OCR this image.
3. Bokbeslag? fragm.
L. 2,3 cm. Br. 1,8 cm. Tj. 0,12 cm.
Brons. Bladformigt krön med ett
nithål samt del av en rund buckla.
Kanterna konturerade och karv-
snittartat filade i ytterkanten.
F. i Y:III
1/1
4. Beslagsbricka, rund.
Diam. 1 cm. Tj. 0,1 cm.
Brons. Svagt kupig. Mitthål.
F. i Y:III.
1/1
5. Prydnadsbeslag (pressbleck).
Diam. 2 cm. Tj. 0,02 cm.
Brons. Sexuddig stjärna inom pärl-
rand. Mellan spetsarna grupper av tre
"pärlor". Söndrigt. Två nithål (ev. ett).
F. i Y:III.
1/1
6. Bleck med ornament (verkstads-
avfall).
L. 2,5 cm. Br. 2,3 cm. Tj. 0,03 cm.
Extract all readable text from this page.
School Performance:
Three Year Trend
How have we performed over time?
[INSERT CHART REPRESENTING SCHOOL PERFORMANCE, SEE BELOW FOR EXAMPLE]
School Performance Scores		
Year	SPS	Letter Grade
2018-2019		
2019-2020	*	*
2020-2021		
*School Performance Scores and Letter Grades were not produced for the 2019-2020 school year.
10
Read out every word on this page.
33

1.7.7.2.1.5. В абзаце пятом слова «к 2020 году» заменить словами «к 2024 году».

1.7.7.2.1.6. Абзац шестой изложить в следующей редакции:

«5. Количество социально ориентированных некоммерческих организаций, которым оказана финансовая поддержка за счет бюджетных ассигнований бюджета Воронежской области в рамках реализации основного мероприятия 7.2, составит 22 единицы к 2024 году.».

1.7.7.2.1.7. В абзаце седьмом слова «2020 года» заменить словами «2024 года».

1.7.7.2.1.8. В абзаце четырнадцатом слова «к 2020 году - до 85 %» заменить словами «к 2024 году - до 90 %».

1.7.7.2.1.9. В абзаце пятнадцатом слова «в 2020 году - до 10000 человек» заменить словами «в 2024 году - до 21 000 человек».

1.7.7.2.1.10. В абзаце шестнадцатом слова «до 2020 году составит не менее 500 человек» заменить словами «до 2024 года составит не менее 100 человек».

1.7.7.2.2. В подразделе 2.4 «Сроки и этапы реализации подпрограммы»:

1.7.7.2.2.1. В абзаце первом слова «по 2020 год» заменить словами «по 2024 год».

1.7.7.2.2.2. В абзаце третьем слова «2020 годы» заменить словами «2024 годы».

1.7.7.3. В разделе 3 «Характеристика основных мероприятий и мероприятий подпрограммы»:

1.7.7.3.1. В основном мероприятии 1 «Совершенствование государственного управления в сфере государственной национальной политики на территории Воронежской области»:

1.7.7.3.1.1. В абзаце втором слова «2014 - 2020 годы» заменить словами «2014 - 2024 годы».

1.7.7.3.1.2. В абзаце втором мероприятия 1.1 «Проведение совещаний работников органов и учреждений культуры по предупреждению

.....

### JOB
Go through the records and print each one exactly.

### FINISHED EXERCISE
OCR this image.
3. Bokbeslag? fragm.
L. 2,3 cm. Br. 1,8 cm. Tj. 0,12 cm.
Brons. Bladformigt krön med ett
nithål samt del av en rund buckla.
Kanterna konturerade och karv-
snittartat filade i ytterkanten.
F. i Y:III
1/1
4. Beslagsbricka, rund.
Diam. 1 cm. Tj. 0,1 cm.
Brons. Svagt kupig. Mitthål.
F. i Y:III.
1/1
5. Prydnadsbeslag (pressbleck).
Diam. 2 cm. Tj. 0,02 cm.
Brons. Sexuddig stjärna inom pärl-
rand. Mellan spetsarna grupper av tre
"pärlor". Söndrigt. Två nithål (ev. ett).
F. i Y:III.
1/1
6. Bleck med ornament (verkstads-
avfall).
L. 2,5 cm. Br. 2,3 cm. Tj. 0,03 cm.
Extract all readable text from this page.
School Performance:
Three Year Trend
How have we performed over time?
[INSERT CHART REPRESENTING SCHOOL PERFORMANCE, SEE BELOW FOR EXAMPLE]
School Performance Scores		
Year	SPS	Letter Grade
2018-2019		
2019-2020	*	*
2020-2021		
*School Performance Scores and Letter Grades were not produced for the 2019-2020 school year.
10
Read out every word on this page.
33

1.7.7.2.1.5. В абзаце пятом слова «к 2020 году» заменить словами «к 2024 году».

1.7.7.2.1.6. Абзац шестой изложить в следующей редакции:

«5. Количество социально ориентированных некоммерческих организаций, которым оказана финансовая поддержка за счет бюджетных ассигнований бюджета Воронежской области в рамках реализации основного мероприятия 7.2, составит 22 единицы к 2024 году.».

1.7.7.2.1.7. В абзаце седьмом слова «2020 года» заменить словами «2024 года».

1.7.7.2.1.8. В абзаце четырнадцатом слова «к 2020 году - до 85 %» заменить словами «к 2024 году - до 90 %».

1.7.7.2.1.9. В абзаце пятнадцатом слова «в 2020 году - до 10000 человек» заменить словами «в 2024 году - до 21 000 человек».

1.7.7.2.1.10. В абзаце шестнадцатом слова «до 2020 году составит не менее 500 человек» заменить словами «до 2024 года составит не менее 100 человек».

1.7.7.2.2. В подразделе 2.4 «Сроки и этапы реализации подпрограммы»:

1.7.7.2.2.1. В абзаце первом слова «по 2020 год» заменить словами «по 2024 год».

1.7.7.2.2.2. В абзаце третьем слова «2020 годы» заменить словами «2024 годы».

1.7.7.3. В разделе 3 «Характеристика основных мероприятий и мероприятий подпрограммы»:

1.7.7.3.1. В основном мероприятии 1 «Совершенствование государственного управления в сфере государственной национальной политики на территории Воронежской области»:

1.7.7.3.1.1. В абзаце втором слова «2014 - 2020 годы» заменить словами «2014 - 2024 годы».

1.7.7.3.1.2. В абзаце втором мероприятия 1.1 «Проведение совещаний работников органов и учреждений культуры по предупреждению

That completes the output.